- _Data provided_:

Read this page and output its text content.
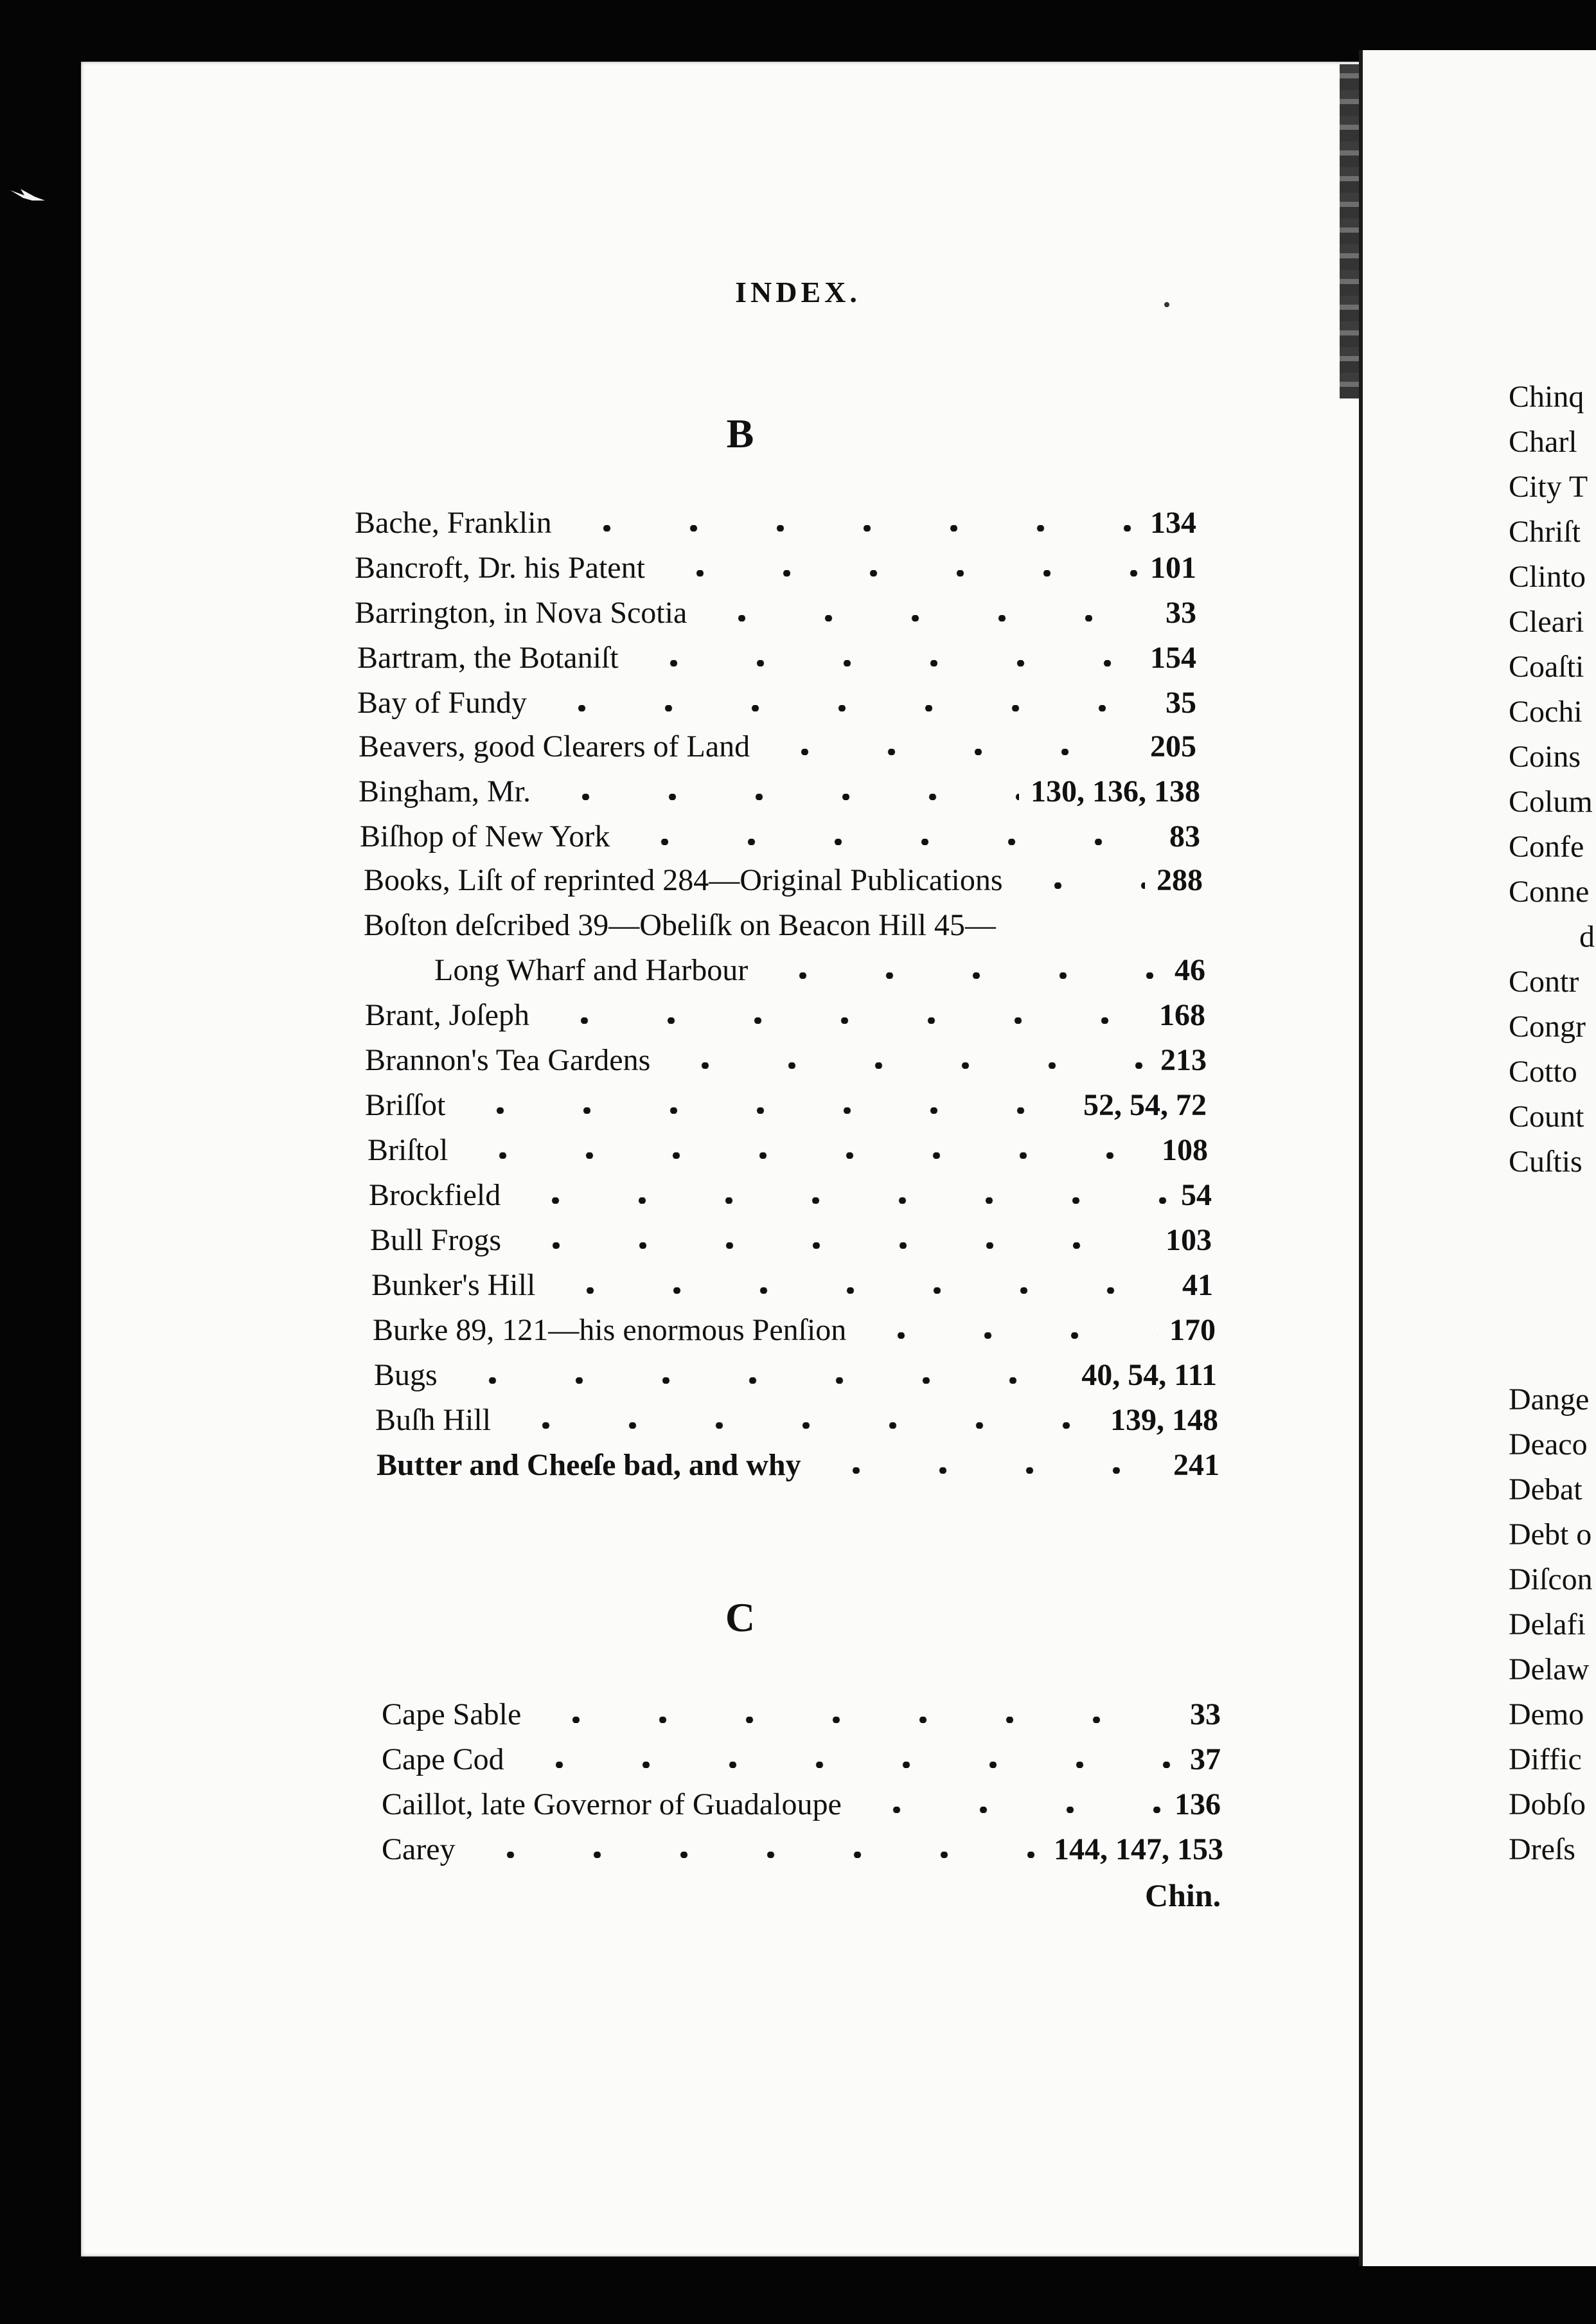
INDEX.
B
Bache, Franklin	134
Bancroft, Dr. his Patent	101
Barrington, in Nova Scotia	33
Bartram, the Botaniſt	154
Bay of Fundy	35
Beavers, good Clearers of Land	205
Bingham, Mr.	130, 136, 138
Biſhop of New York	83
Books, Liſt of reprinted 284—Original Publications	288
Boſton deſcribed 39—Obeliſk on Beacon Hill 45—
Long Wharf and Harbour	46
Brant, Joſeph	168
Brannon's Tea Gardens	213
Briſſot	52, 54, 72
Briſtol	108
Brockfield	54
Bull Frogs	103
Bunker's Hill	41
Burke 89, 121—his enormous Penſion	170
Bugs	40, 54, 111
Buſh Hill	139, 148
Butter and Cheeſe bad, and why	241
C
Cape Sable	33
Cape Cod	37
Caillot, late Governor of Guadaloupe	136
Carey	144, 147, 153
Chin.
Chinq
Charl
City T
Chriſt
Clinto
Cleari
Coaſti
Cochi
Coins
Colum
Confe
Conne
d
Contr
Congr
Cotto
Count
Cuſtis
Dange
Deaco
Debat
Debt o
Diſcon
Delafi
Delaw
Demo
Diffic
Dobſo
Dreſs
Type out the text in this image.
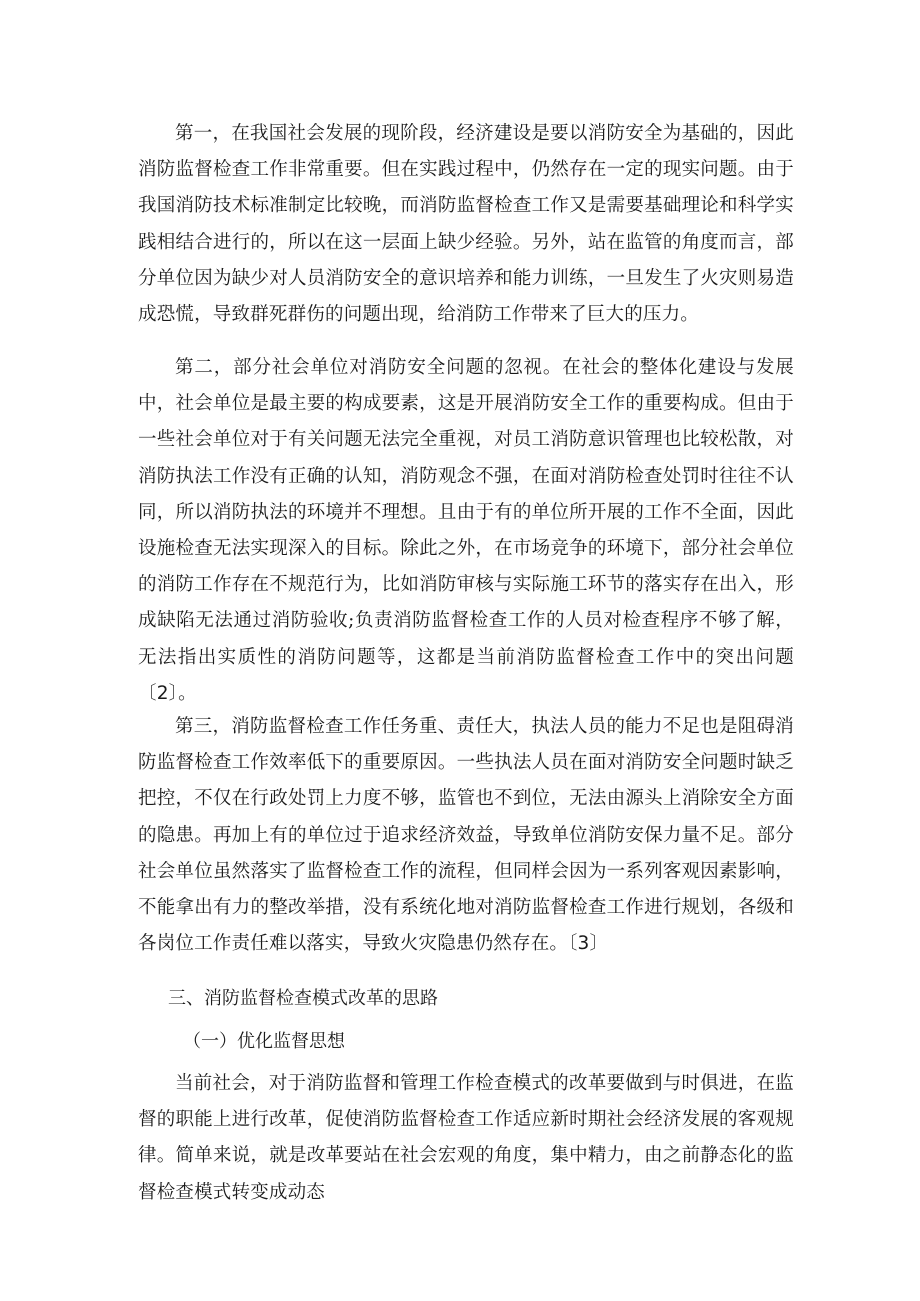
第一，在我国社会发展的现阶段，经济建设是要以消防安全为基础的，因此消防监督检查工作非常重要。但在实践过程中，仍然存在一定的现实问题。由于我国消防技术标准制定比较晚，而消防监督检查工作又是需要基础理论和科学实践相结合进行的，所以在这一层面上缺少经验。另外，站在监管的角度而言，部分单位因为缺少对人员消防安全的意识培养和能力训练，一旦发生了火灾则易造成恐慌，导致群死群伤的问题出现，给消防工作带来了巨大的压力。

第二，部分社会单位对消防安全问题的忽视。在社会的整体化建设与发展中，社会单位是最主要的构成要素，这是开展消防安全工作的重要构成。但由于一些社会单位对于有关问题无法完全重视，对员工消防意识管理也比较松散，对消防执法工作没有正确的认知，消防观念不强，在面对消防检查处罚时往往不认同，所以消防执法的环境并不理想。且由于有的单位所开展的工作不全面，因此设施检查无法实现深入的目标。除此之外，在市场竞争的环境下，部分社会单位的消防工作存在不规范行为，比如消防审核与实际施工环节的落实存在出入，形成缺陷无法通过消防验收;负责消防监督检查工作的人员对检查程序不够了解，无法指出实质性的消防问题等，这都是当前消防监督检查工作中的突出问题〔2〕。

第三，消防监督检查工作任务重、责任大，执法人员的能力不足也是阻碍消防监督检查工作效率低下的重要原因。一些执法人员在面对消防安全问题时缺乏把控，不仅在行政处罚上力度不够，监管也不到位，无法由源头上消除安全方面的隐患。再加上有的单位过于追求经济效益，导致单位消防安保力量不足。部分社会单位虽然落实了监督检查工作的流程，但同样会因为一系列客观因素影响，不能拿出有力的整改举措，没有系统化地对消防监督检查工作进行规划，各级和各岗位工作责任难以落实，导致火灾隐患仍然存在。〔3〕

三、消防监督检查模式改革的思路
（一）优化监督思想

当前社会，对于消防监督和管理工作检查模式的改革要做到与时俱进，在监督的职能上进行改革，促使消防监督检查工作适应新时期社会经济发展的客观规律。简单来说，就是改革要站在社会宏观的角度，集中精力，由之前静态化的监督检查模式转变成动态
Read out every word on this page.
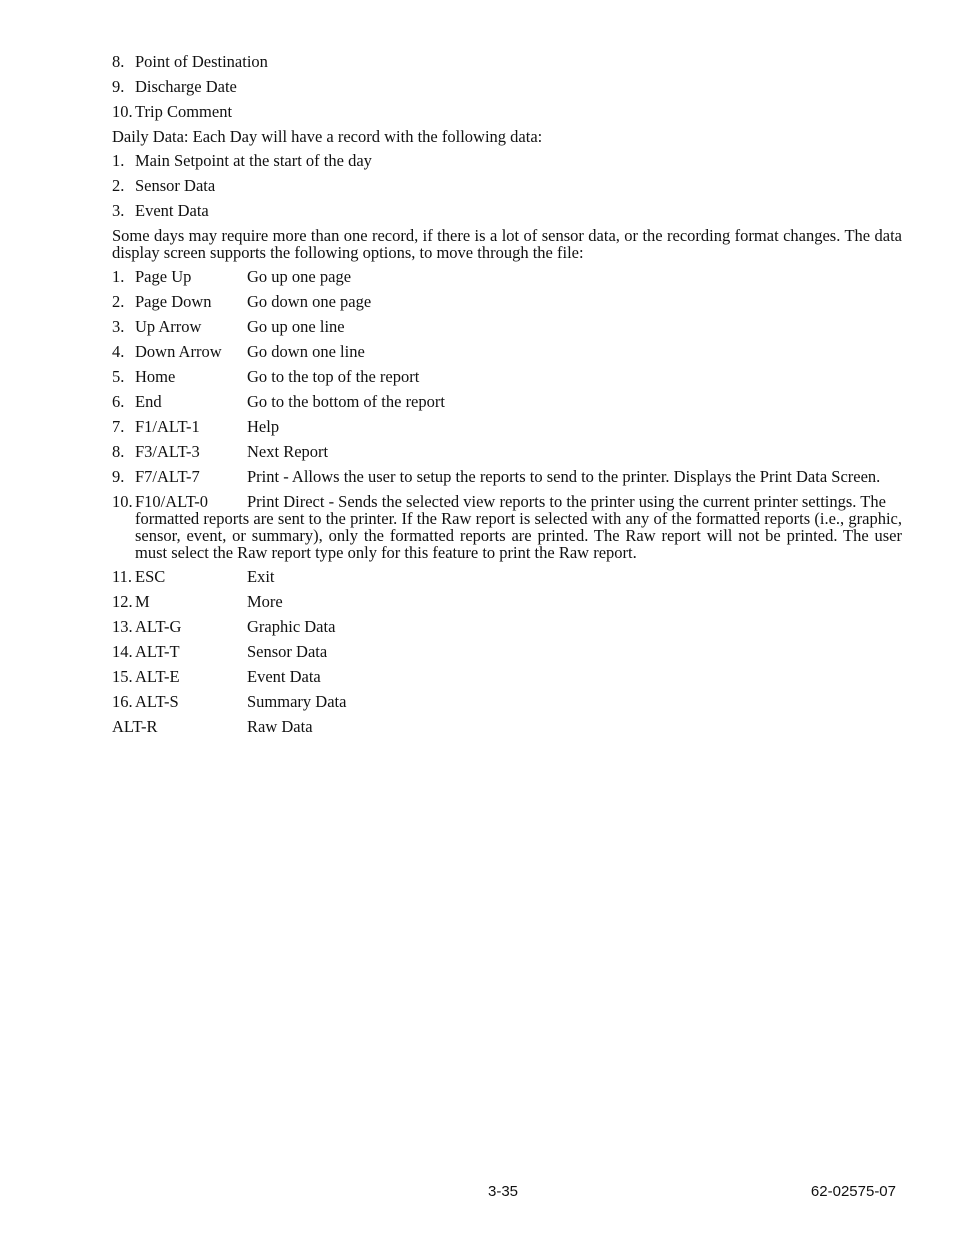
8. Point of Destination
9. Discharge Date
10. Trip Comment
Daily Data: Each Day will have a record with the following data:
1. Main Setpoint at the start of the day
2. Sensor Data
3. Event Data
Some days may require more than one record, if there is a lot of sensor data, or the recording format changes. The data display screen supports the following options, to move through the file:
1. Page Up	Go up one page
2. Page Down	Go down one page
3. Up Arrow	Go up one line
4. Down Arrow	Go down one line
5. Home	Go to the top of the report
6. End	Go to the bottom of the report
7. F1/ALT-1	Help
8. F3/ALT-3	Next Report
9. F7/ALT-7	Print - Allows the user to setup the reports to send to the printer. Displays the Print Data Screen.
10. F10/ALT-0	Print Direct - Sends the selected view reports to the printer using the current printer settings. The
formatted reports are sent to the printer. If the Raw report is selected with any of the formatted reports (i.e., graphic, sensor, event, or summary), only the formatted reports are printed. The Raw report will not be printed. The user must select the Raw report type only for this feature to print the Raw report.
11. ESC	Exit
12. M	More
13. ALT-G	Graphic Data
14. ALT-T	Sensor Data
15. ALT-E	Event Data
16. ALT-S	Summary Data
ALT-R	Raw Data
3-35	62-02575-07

- _Problem statement_:
Go through the listing above and pull out each line containing the word "Read".

- _Correct result_:
Read this page and output its text content.
Read out every word on this page.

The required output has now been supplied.